• [Instructions for the task]: Give only the number of lines where "JSON" occurs.

Data entries
============

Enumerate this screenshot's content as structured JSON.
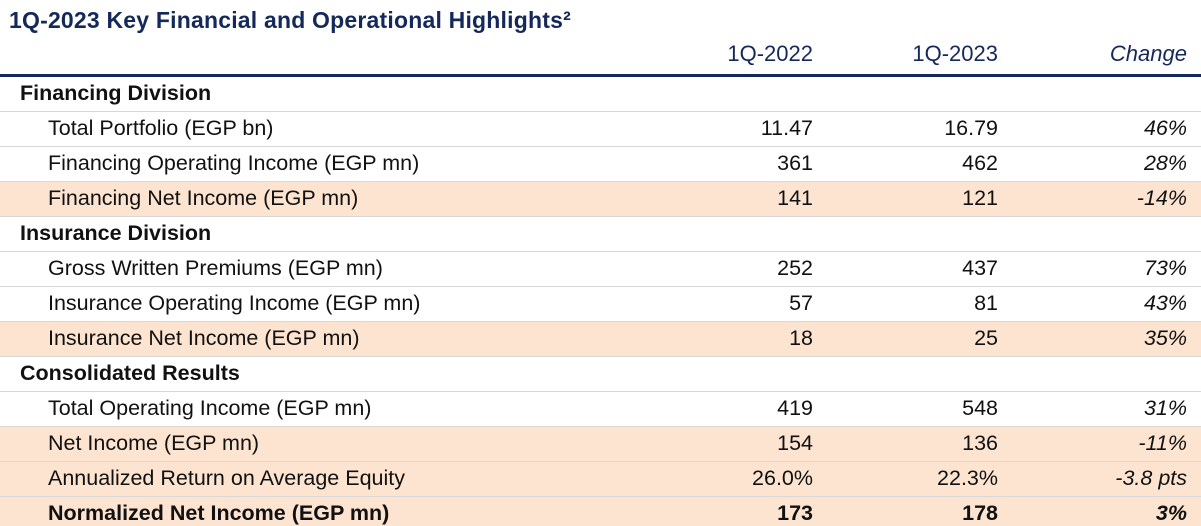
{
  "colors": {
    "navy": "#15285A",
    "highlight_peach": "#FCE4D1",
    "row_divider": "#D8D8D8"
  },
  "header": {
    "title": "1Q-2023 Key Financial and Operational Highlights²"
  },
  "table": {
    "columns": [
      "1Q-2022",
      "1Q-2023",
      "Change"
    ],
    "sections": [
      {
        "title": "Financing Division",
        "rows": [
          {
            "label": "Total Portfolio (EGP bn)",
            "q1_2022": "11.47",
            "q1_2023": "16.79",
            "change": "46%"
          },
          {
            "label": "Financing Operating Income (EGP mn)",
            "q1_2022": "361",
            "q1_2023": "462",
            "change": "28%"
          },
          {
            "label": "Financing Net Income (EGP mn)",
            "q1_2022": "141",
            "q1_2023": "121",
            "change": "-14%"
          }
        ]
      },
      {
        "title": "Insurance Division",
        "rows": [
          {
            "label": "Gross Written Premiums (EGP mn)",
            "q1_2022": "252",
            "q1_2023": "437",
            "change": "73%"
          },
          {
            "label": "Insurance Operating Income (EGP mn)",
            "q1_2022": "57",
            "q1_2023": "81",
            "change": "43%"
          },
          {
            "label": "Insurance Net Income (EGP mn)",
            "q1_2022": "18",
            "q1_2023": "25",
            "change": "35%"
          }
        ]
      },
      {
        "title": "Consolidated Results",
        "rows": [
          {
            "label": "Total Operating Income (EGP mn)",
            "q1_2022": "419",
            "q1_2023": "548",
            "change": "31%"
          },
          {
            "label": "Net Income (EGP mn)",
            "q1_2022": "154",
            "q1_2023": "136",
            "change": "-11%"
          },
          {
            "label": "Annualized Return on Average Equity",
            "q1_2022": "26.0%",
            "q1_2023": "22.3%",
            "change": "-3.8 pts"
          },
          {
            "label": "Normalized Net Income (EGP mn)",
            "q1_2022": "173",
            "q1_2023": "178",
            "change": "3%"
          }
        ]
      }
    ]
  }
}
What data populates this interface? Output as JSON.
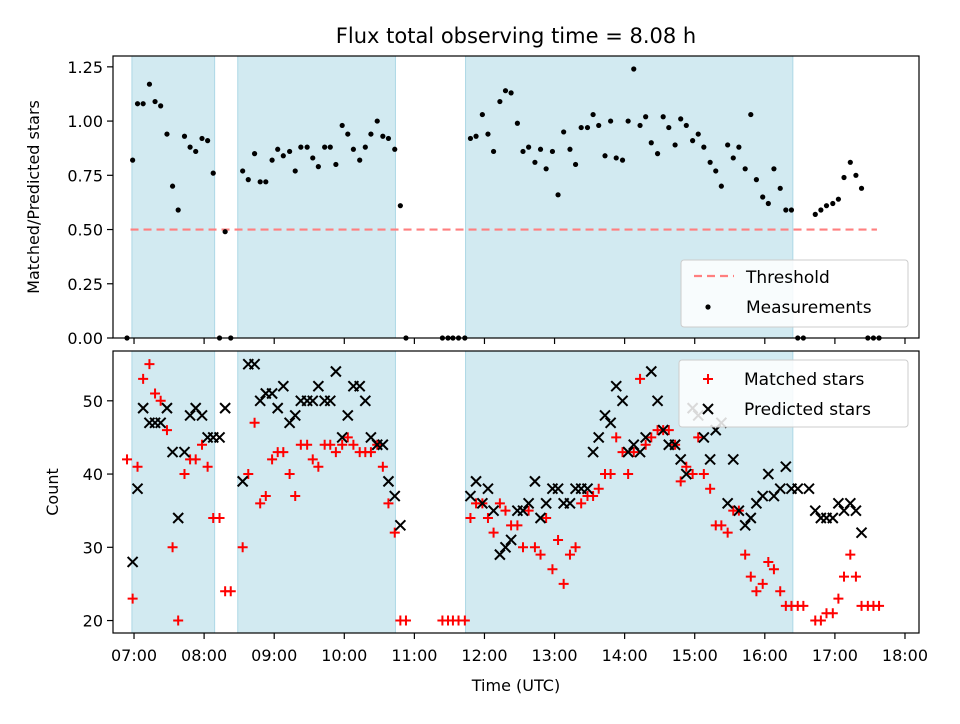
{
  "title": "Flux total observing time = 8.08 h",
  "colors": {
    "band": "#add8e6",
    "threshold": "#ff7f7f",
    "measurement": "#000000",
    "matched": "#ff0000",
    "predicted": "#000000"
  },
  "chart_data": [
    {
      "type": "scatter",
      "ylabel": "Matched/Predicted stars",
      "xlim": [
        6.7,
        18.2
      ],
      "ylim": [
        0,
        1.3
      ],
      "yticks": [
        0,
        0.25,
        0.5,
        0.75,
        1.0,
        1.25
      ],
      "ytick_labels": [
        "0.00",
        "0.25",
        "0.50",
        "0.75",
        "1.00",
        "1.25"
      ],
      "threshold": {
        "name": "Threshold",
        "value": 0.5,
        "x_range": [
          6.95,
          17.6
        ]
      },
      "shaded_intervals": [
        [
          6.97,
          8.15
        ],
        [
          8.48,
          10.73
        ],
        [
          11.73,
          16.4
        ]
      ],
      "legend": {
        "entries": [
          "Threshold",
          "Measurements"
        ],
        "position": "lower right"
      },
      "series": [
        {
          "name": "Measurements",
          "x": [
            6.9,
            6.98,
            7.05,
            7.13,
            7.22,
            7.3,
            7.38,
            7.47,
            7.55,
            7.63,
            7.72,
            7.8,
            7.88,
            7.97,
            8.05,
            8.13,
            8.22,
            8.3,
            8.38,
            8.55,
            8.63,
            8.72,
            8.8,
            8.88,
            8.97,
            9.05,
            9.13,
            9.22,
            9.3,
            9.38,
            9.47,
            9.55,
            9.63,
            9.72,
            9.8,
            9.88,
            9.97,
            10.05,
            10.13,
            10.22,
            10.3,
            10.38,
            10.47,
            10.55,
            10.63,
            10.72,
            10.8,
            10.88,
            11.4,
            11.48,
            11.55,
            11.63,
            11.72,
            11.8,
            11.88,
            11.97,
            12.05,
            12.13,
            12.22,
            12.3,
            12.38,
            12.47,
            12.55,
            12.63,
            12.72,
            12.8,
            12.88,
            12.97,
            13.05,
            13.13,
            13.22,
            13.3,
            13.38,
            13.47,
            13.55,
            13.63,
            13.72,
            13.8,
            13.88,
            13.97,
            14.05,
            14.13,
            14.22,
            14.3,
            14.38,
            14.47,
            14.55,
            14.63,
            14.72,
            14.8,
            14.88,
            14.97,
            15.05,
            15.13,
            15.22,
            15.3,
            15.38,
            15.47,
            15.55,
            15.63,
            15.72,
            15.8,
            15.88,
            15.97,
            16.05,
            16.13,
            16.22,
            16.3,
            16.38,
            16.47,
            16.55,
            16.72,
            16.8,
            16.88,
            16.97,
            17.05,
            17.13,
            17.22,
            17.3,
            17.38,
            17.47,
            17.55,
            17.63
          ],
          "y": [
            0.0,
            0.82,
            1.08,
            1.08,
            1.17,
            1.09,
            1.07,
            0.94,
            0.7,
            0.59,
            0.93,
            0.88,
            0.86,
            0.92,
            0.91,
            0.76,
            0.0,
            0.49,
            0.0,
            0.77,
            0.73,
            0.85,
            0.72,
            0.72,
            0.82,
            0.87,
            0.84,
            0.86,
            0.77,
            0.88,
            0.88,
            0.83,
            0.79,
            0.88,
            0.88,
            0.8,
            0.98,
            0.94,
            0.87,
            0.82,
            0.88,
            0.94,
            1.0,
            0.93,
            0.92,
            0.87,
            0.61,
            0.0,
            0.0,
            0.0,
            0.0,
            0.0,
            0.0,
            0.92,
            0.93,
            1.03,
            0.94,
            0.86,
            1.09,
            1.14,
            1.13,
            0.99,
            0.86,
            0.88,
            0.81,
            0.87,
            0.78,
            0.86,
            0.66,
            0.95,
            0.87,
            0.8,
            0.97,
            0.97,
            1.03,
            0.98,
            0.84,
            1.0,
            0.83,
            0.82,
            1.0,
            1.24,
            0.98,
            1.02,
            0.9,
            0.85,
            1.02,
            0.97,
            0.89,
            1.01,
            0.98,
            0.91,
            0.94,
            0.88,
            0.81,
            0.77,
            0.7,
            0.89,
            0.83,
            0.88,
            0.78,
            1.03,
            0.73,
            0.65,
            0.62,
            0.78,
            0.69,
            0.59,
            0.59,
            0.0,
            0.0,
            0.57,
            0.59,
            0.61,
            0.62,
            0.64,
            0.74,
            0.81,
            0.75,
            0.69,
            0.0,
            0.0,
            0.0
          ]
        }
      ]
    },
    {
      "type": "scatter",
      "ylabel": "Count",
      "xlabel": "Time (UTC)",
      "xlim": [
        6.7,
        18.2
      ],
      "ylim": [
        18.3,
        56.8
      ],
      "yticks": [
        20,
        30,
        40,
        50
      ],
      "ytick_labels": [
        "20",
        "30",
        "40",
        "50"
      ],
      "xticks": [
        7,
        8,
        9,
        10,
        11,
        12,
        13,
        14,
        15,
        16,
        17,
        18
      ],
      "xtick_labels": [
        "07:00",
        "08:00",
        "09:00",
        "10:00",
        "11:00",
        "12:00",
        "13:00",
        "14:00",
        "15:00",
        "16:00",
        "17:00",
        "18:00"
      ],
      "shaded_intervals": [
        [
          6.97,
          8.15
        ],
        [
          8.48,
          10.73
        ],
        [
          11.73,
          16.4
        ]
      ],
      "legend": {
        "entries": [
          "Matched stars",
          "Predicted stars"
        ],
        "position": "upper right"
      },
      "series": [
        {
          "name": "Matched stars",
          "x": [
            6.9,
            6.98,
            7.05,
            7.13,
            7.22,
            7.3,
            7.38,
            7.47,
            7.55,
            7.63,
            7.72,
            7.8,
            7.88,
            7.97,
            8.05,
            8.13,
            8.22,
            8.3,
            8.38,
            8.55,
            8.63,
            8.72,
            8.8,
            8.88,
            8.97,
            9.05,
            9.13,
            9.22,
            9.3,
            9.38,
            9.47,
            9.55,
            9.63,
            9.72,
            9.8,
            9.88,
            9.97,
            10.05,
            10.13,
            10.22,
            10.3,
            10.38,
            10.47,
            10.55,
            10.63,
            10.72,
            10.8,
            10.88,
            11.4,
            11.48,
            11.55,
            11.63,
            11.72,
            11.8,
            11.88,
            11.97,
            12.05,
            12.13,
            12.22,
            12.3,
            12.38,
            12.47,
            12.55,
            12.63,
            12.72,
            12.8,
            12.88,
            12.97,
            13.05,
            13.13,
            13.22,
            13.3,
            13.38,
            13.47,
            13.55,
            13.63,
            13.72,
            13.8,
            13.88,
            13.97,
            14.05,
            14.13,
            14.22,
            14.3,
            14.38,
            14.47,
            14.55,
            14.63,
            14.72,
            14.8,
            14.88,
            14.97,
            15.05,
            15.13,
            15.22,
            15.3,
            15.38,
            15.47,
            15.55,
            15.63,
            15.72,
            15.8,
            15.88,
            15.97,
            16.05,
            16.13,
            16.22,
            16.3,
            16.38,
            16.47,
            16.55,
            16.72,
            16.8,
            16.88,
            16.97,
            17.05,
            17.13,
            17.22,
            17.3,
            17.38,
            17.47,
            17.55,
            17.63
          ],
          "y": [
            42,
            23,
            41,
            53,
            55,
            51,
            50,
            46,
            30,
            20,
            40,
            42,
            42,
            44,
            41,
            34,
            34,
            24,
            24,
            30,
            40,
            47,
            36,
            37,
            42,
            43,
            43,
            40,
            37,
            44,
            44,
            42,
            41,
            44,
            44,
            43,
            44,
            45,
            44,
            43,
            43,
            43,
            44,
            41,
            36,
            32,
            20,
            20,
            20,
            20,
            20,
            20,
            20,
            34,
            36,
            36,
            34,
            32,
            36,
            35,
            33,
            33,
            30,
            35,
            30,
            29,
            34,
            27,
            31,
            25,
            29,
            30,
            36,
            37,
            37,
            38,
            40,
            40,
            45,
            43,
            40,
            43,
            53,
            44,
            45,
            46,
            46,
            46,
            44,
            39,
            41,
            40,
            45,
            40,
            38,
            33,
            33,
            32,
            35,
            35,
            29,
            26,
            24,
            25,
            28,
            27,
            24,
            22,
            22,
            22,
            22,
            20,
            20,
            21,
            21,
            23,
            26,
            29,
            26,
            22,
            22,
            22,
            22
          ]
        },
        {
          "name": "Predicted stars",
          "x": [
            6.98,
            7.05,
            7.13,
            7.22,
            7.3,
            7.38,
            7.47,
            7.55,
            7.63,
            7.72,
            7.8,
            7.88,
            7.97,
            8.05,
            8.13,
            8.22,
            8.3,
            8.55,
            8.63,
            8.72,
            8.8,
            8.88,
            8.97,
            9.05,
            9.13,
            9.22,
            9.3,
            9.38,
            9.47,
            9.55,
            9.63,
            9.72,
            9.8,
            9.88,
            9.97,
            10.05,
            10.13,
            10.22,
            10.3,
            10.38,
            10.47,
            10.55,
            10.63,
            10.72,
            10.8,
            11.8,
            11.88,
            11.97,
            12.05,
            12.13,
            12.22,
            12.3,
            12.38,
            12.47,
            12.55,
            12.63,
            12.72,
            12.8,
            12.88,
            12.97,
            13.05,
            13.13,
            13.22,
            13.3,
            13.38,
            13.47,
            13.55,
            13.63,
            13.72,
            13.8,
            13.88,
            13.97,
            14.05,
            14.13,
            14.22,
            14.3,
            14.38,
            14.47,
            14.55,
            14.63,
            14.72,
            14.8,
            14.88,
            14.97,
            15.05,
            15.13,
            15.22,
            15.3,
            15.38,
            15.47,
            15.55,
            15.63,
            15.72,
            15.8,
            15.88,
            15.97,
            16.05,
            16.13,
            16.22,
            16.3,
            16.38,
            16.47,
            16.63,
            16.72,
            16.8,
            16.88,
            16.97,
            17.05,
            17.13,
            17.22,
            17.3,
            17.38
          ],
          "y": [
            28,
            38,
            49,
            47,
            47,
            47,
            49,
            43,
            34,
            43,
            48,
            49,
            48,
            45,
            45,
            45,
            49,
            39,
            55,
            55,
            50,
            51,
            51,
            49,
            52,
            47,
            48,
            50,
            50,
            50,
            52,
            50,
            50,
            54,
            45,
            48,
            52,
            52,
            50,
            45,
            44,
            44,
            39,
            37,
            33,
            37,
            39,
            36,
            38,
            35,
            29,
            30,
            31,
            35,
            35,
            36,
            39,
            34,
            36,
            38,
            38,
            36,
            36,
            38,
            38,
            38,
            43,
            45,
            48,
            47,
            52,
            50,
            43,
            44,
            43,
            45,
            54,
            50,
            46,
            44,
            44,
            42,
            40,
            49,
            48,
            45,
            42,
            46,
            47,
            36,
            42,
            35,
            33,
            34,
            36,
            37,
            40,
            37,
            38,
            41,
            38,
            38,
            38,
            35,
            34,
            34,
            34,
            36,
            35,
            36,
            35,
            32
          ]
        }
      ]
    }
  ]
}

============

• [Output for this task]: 2